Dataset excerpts
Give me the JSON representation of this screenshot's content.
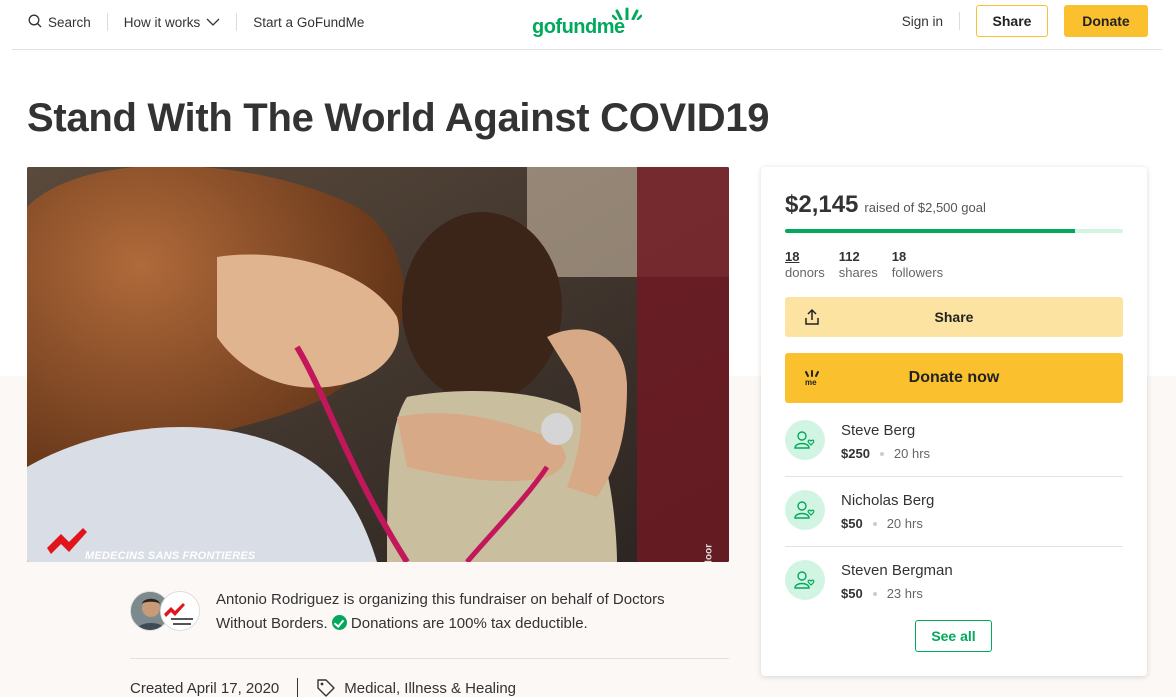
{
  "header": {
    "search_label": "Search",
    "how_it_works_label": "How it works",
    "start_label": "Start a GoFundMe",
    "logo_text": "gofundme",
    "signin_label": "Sign in",
    "share_label": "Share",
    "donate_label": "Donate"
  },
  "campaign": {
    "title": "Stand With The World Against COVID19",
    "photo_caption_logo": "MEDECINS SANS FRONTIERES",
    "photo_credit": "cesco Zizola/Noor",
    "organizer_text": "Antonio Rodriguez is organizing this fundraiser on behalf of Doctors Without Borders.",
    "tax_text": "Donations are 100% tax deductible.",
    "created": "Created April 17, 2020",
    "category": "Medical, Illness & Healing"
  },
  "sidebar": {
    "raised_amount": "$2,145",
    "goal_text": "raised of $2,500 goal",
    "progress_fraction": 0.858,
    "stats": [
      {
        "num": "18",
        "label": "donors"
      },
      {
        "num": "112",
        "label": "shares"
      },
      {
        "num": "18",
        "label": "followers"
      }
    ],
    "share_label": "Share",
    "donate_now_label": "Donate now",
    "donations": [
      {
        "name": "Steve Berg",
        "amount": "$250",
        "time": "20 hrs"
      },
      {
        "name": "Nicholas Berg",
        "amount": "$50",
        "time": "20 hrs"
      },
      {
        "name": "Steven Bergman",
        "amount": "$50",
        "time": "23 hrs"
      }
    ],
    "see_all_label": "See all"
  },
  "colors": {
    "brand_green": "#02a95c",
    "donate_yellow": "#fbc02d",
    "share_yellow": "#fce3a2"
  }
}
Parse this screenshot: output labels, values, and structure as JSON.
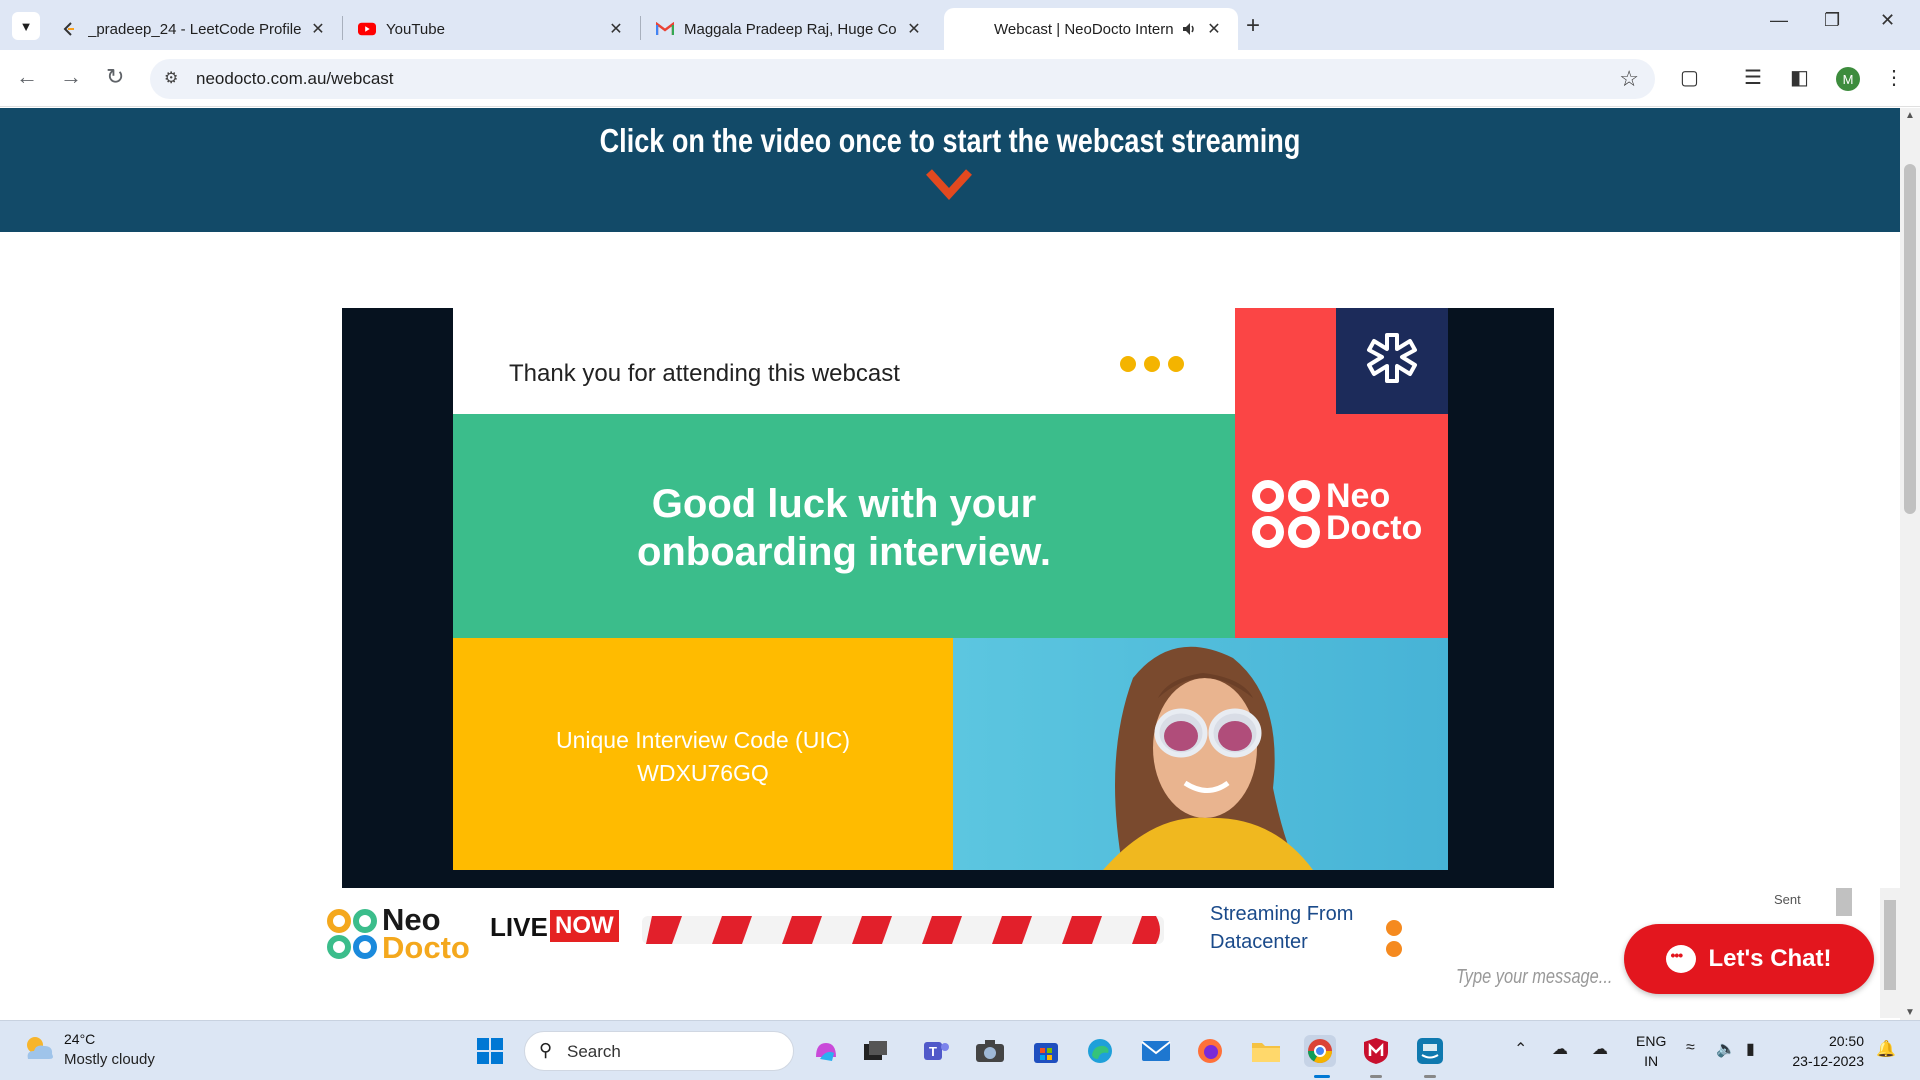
{
  "browser": {
    "tabs": [
      {
        "title": "_pradeep_24 - LeetCode Profile",
        "icon": "leetcode-icon"
      },
      {
        "title": "YouTube",
        "icon": "youtube-icon"
      },
      {
        "title": "Maggala Pradeep Raj, Huge Co",
        "icon": "gmail-icon"
      },
      {
        "title": "Webcast | NeoDocto Intern",
        "icon": "speaker-icon",
        "active": true
      }
    ],
    "url": "neodocto.com.au/webcast",
    "profile_initial": "M"
  },
  "page": {
    "banner_text": "Click on the video once to start the webcast streaming",
    "slide": {
      "thanks": "Thank you for attending this webcast",
      "message_line1": "Good luck with your",
      "message_line2": "onboarding interview.",
      "uic_label": "Unique Interview Code (UIC)",
      "uic_value": "WDXU76GQ",
      "logo_neo": "Neo",
      "logo_docto": "Docto"
    },
    "strip": {
      "logo_neo": "Neo",
      "logo_docto": "Docto",
      "live": "LIVE",
      "now": "NOW",
      "streaming_line1": "Streaming From",
      "streaming_line2": "Datacenter"
    },
    "chat": {
      "sent": "Sent",
      "placeholder": "Type your message...",
      "button": "Let's Chat!"
    }
  },
  "taskbar": {
    "temperature": "24°C",
    "condition": "Mostly cloudy",
    "search_label": "Search",
    "lang1": "ENG",
    "lang2": "IN",
    "time": "20:50",
    "date": "23-12-2023"
  },
  "colors": {
    "banner": "#124a68",
    "slide_green": "#3bbd8b",
    "slide_red": "#fb4545",
    "slide_yellow": "#ffbb00",
    "slide_navy": "#1c2b5a",
    "chat_red": "#e3161e"
  }
}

▶ [THE REQUEST]
Copy out the lines that hold "your".

▶ [RESULT OF THIS TASK]
      "message_line1": "Good luck with your",
      "placeholder": "Type your message...",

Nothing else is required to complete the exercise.